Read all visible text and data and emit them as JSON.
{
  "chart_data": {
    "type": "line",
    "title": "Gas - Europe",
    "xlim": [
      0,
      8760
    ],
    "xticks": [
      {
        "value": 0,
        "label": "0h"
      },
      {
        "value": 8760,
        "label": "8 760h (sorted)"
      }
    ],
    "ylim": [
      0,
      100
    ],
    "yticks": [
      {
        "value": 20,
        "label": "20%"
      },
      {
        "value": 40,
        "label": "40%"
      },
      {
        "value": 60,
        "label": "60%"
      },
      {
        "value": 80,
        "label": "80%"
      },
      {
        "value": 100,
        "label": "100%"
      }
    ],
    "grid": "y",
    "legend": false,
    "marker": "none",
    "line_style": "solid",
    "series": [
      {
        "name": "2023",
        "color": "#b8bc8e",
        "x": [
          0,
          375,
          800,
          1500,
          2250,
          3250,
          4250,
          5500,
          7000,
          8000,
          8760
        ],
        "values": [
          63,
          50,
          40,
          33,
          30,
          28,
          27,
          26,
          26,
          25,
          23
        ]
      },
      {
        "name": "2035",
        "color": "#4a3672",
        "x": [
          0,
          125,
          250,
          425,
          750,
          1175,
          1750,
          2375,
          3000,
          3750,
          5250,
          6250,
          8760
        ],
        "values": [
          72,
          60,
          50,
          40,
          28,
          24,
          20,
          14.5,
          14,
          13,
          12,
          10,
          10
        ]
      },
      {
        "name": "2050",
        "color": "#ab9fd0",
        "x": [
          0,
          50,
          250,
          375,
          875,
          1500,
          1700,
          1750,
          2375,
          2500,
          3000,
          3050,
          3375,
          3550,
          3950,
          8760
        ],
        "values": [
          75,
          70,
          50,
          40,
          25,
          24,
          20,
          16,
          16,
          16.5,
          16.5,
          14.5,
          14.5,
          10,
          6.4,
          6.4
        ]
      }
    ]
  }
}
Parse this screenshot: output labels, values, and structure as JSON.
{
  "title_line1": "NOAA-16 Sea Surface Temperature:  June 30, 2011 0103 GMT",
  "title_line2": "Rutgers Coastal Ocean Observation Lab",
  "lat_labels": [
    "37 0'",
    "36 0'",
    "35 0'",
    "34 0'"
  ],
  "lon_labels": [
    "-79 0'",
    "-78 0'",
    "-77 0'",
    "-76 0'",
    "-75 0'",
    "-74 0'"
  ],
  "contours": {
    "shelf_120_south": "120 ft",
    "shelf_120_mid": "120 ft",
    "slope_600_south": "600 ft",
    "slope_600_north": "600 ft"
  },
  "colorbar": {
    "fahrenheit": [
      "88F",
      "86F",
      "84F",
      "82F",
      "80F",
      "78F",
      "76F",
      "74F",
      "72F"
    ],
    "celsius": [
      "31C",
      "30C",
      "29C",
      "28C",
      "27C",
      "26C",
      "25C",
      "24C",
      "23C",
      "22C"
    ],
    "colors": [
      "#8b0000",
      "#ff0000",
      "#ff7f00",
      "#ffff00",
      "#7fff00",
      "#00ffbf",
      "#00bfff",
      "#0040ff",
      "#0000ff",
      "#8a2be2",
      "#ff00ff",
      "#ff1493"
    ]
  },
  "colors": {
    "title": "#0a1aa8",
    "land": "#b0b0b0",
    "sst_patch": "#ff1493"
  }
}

____________________

REQUIREMENTS: Look above for the line containing "Parse this screenshot: output"; copy from it through the last line, exactly, and nothing more.

SOLUTION TO THIS TASK:
Parse this screenshot: output labels, values, and structure as JSON.
{
  "title_line1": "NOAA-16 Sea Surface Temperature:  June 30, 2011 0103 GMT",
  "title_line2": "Rutgers Coastal Ocean Observation Lab",
  "lat_labels": [
    "37 0'",
    "36 0'",
    "35 0'",
    "34 0'"
  ],
  "lon_labels": [
    "-79 0'",
    "-78 0'",
    "-77 0'",
    "-76 0'",
    "-75 0'",
    "-74 0'"
  ],
  "contours": {
    "shelf_120_south": "120 ft",
    "shelf_120_mid": "120 ft",
    "slope_600_south": "600 ft",
    "slope_600_north": "600 ft"
  },
  "colorbar": {
    "fahrenheit": [
      "88F",
      "86F",
      "84F",
      "82F",
      "80F",
      "78F",
      "76F",
      "74F",
      "72F"
    ],
    "celsius": [
      "31C",
      "30C",
      "29C",
      "28C",
      "27C",
      "26C",
      "25C",
      "24C",
      "23C",
      "22C"
    ],
    "colors": [
      "#8b0000",
      "#ff0000",
      "#ff7f00",
      "#ffff00",
      "#7fff00",
      "#00ffbf",
      "#00bfff",
      "#0040ff",
      "#0000ff",
      "#8a2be2",
      "#ff00ff",
      "#ff1493"
    ]
  },
  "colors": {
    "title": "#0a1aa8",
    "land": "#b0b0b0",
    "sst_patch": "#ff1493"
  }
}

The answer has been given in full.